What is expected
Repeat the data word for word. Do not include the pictures.

Supplied material
....

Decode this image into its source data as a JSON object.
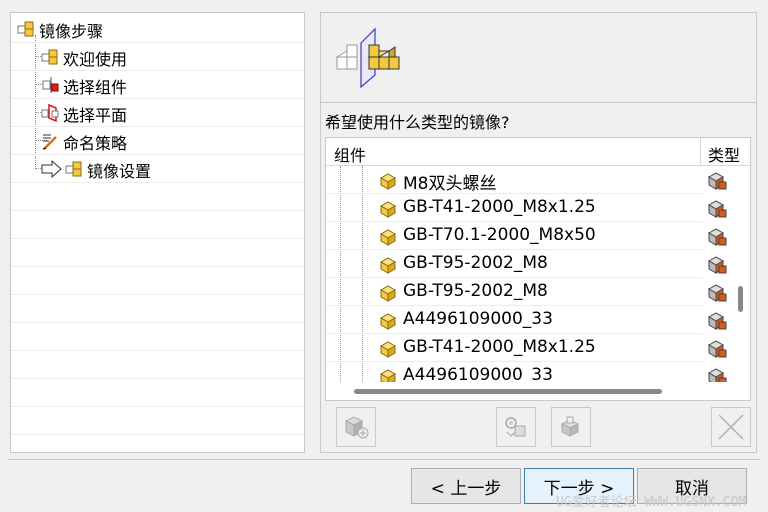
{
  "tree": {
    "root": "镜像步骤",
    "items": [
      {
        "label": "欢迎使用"
      },
      {
        "label": "选择组件"
      },
      {
        "label": "选择平面"
      },
      {
        "label": "命名策略"
      },
      {
        "label": "镜像设置"
      }
    ]
  },
  "main": {
    "question": "希望使用什么类型的镜像?",
    "columns": {
      "name": "组件",
      "type": "类型"
    },
    "rows": [
      "M8双头螺丝",
      "GB-T41-2000_M8x1.25",
      "GB-T70.1-2000_M8x50",
      "GB-T95-2002_M8",
      "GB-T95-2002_M8",
      "A4496109000_33",
      "GB-T41-2000_M8x1.25",
      "A4496109000_33"
    ]
  },
  "footer": {
    "back_label": "< 上一步",
    "next_label": "下一步 >",
    "cancel_label": "取消",
    "watermark": "UG爱好者论坛 WWW.UGSNX.COM"
  },
  "colors": {
    "cube": "#f5c842",
    "cube_dark": "#c79a1a",
    "mirror_plane": "#4455cc",
    "type_icon": "#d45a1c"
  }
}
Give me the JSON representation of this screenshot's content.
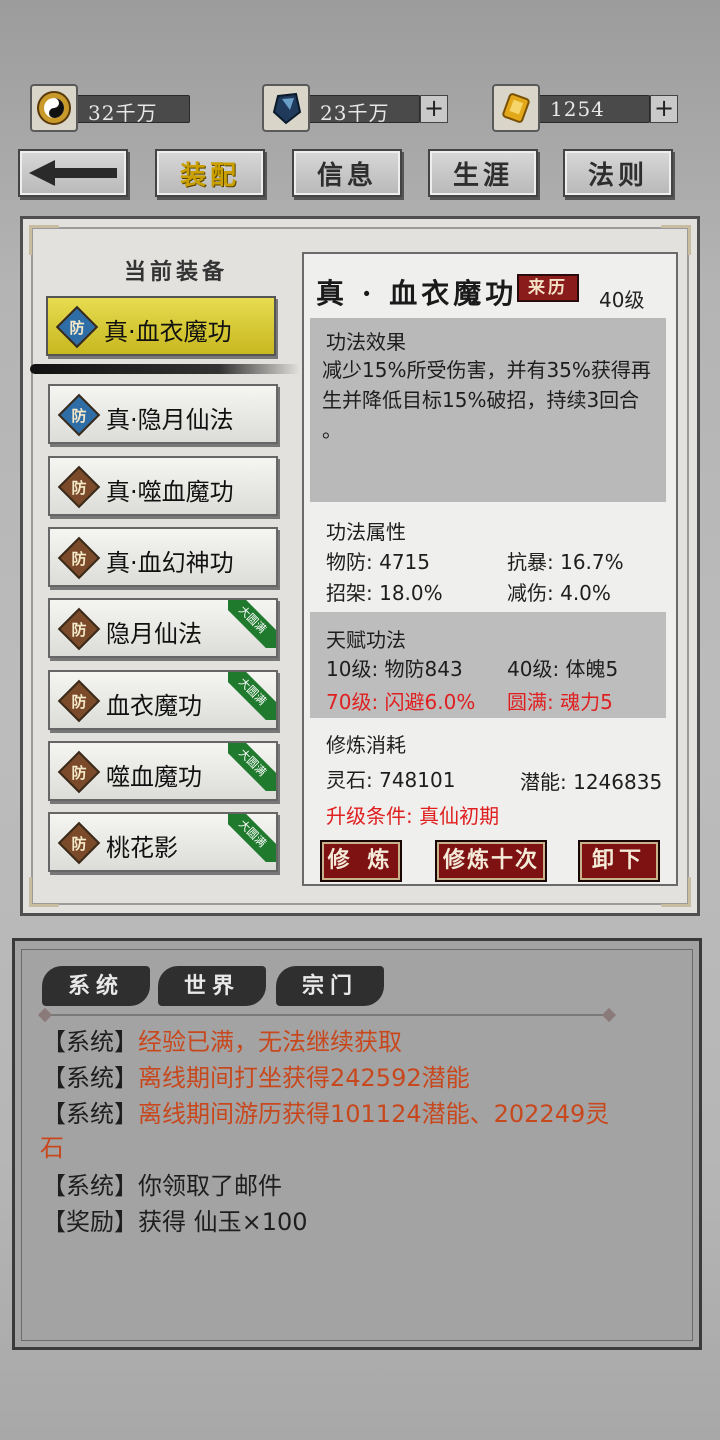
{
  "resources": [
    {
      "icon": "yin-yang-coin-icon",
      "value": "32千万",
      "has_plus": false
    },
    {
      "icon": "blue-crystal-icon",
      "value": "23千万",
      "has_plus": true
    },
    {
      "icon": "gold-ingot-icon",
      "value": "1254",
      "has_plus": true
    }
  ],
  "tabs": {
    "back_icon": "back-arrow-icon",
    "equip": "装配",
    "info": "信息",
    "career": "生涯",
    "rules": "法则"
  },
  "current_equipment": {
    "title": "当前装备",
    "items": [
      {
        "badge": "防",
        "name": "真·血衣魔功",
        "color": "blue",
        "tag": "",
        "active": true
      },
      {
        "badge": "防",
        "name": "真·隐月仙法",
        "color": "blue",
        "tag": ""
      },
      {
        "badge": "防",
        "name": "真·噬血魔功",
        "color": "brown",
        "tag": ""
      },
      {
        "badge": "防",
        "name": "真·血幻神功",
        "color": "brown",
        "tag": ""
      },
      {
        "badge": "防",
        "name": "隐月仙法",
        "color": "brown",
        "tag": "大圆满"
      },
      {
        "badge": "防",
        "name": "血衣魔功",
        "color": "brown",
        "tag": "大圆满"
      },
      {
        "badge": "防",
        "name": "噬血魔功",
        "color": "brown",
        "tag": "大圆满"
      },
      {
        "badge": "防",
        "name": "桃花影",
        "color": "brown",
        "tag": "大圆满"
      }
    ]
  },
  "detail": {
    "title": "真 · 血衣魔功",
    "source_button": "来历",
    "level": "40级",
    "effect_header": "功法效果",
    "effect_lines": [
      "减少15%所受伤害，并有35%获得再",
      "生并降低目标15%破招，持续3回合",
      "。"
    ],
    "attr_header": "功法属性",
    "attrs": {
      "wufang": "物防: 4715",
      "kangbao": "抗暴: 16.7%",
      "zhaojia": "招架: 18.0%",
      "jianshang": "减伤: 4.0%"
    },
    "talent_header": "天赋功法",
    "talents": {
      "t10": "10级: 物防843",
      "t40": "40级: 体魄5",
      "t70": "70级: 闪避6.0%",
      "tfull": "圆满: 魂力5"
    },
    "cost_header": "修炼消耗",
    "spirit_stone": "灵石: 748101",
    "potential": "潜能: 1246835",
    "upgrade_cond": "升级条件: 真仙初期",
    "buttons": {
      "cultivate": "修 炼",
      "cultivate10": "修炼十次",
      "unequip": "卸下"
    }
  },
  "chat": {
    "tabs": [
      "系统",
      "世界",
      "宗门"
    ],
    "messages": [
      {
        "prefix": "【系统】",
        "text": "经验已满，无法继续获取",
        "colored": true
      },
      {
        "prefix": "【系统】",
        "text": "离线期间打坐获得242592潜能",
        "colored": true
      },
      {
        "prefix": "【系统】",
        "text": "离线期间游历获得101124潜能、202249灵",
        "cont": "石",
        "colored": true
      },
      {
        "prefix": "【系统】",
        "text": "你领取了邮件",
        "colored": false
      },
      {
        "prefix": "【奖励】",
        "text": "获得 仙玉×100",
        "colored": false
      }
    ]
  }
}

....

Completed exercise
Decode this image into its source data as a JSON object.
{
  "tree": {
    "root": "镜像步骤",
    "items": [
      {
        "label": "欢迎使用"
      },
      {
        "label": "选择组件"
      },
      {
        "label": "选择平面"
      },
      {
        "label": "命名策略"
      },
      {
        "label": "镜像设置"
      }
    ]
  },
  "main": {
    "question": "希望使用什么类型的镜像?",
    "columns": {
      "name": "组件",
      "type": "类型"
    },
    "rows": [
      "M8双头螺丝",
      "GB-T41-2000_M8x1.25",
      "GB-T70.1-2000_M8x50",
      "GB-T95-2002_M8",
      "GB-T95-2002_M8",
      "A4496109000_33",
      "GB-T41-2000_M8x1.25",
      "A4496109000_33"
    ]
  },
  "footer": {
    "back_label": "< 上一步",
    "next_label": "下一步 >",
    "cancel_label": "取消",
    "watermark": "UG爱好者论坛 WWW.UGSNX.COM"
  },
  "colors": {
    "cube": "#f5c842",
    "cube_dark": "#c79a1a",
    "mirror_plane": "#4455cc",
    "type_icon": "#d45a1c"
  }
}
Give me the JSON representation of this screenshot's content.
{
  "resources": [
    {
      "icon": "yin-yang-coin-icon",
      "value": "32千万",
      "has_plus": false
    },
    {
      "icon": "blue-crystal-icon",
      "value": "23千万",
      "has_plus": true
    },
    {
      "icon": "gold-ingot-icon",
      "value": "1254",
      "has_plus": true
    }
  ],
  "tabs": {
    "back_icon": "back-arrow-icon",
    "equip": "装配",
    "info": "信息",
    "career": "生涯",
    "rules": "法则"
  },
  "current_equipment": {
    "title": "当前装备",
    "items": [
      {
        "badge": "防",
        "name": "真·血衣魔功",
        "color": "blue",
        "tag": "",
        "active": true
      },
      {
        "badge": "防",
        "name": "真·隐月仙法",
        "color": "blue",
        "tag": ""
      },
      {
        "badge": "防",
        "name": "真·噬血魔功",
        "color": "brown",
        "tag": ""
      },
      {
        "badge": "防",
        "name": "真·血幻神功",
        "color": "brown",
        "tag": ""
      },
      {
        "badge": "防",
        "name": "隐月仙法",
        "color": "brown",
        "tag": "大圆满"
      },
      {
        "badge": "防",
        "name": "血衣魔功",
        "color": "brown",
        "tag": "大圆满"
      },
      {
        "badge": "防",
        "name": "噬血魔功",
        "color": "brown",
        "tag": "大圆满"
      },
      {
        "badge": "防",
        "name": "桃花影",
        "color": "brown",
        "tag": "大圆满"
      }
    ]
  },
  "detail": {
    "title": "真 · 血衣魔功",
    "source_button": "来历",
    "level": "40级",
    "effect_header": "功法效果",
    "effect_lines": [
      "减少15%所受伤害，并有35%获得再",
      "生并降低目标15%破招，持续3回合",
      "。"
    ],
    "attr_header": "功法属性",
    "attrs": {
      "wufang": "物防: 4715",
      "kangbao": "抗暴: 16.7%",
      "zhaojia": "招架: 18.0%",
      "jianshang": "减伤: 4.0%"
    },
    "talent_header": "天赋功法",
    "talents": {
      "t10": "10级: 物防843",
      "t40": "40级: 体魄5",
      "t70": "70级: 闪避6.0%",
      "tfull": "圆满: 魂力5"
    },
    "cost_header": "修炼消耗",
    "spirit_stone": "灵石: 748101",
    "potential": "潜能: 1246835",
    "upgrade_cond": "升级条件: 真仙初期",
    "buttons": {
      "cultivate": "修 炼",
      "cultivate10": "修炼十次",
      "unequip": "卸下"
    }
  },
  "chat": {
    "tabs": [
      "系统",
      "世界",
      "宗门"
    ],
    "messages": [
      {
        "prefix": "【系统】",
        "text": "经验已满，无法继续获取",
        "colored": true
      },
      {
        "prefix": "【系统】",
        "text": "离线期间打坐获得242592潜能",
        "colored": true
      },
      {
        "prefix": "【系统】",
        "text": "离线期间游历获得101124潜能、202249灵",
        "cont": "石",
        "colored": true
      },
      {
        "prefix": "【系统】",
        "text": "你领取了邮件",
        "colored": false
      },
      {
        "prefix": "【奖励】",
        "text": "获得 仙玉×100",
        "colored": false
      }
    ]
  }
}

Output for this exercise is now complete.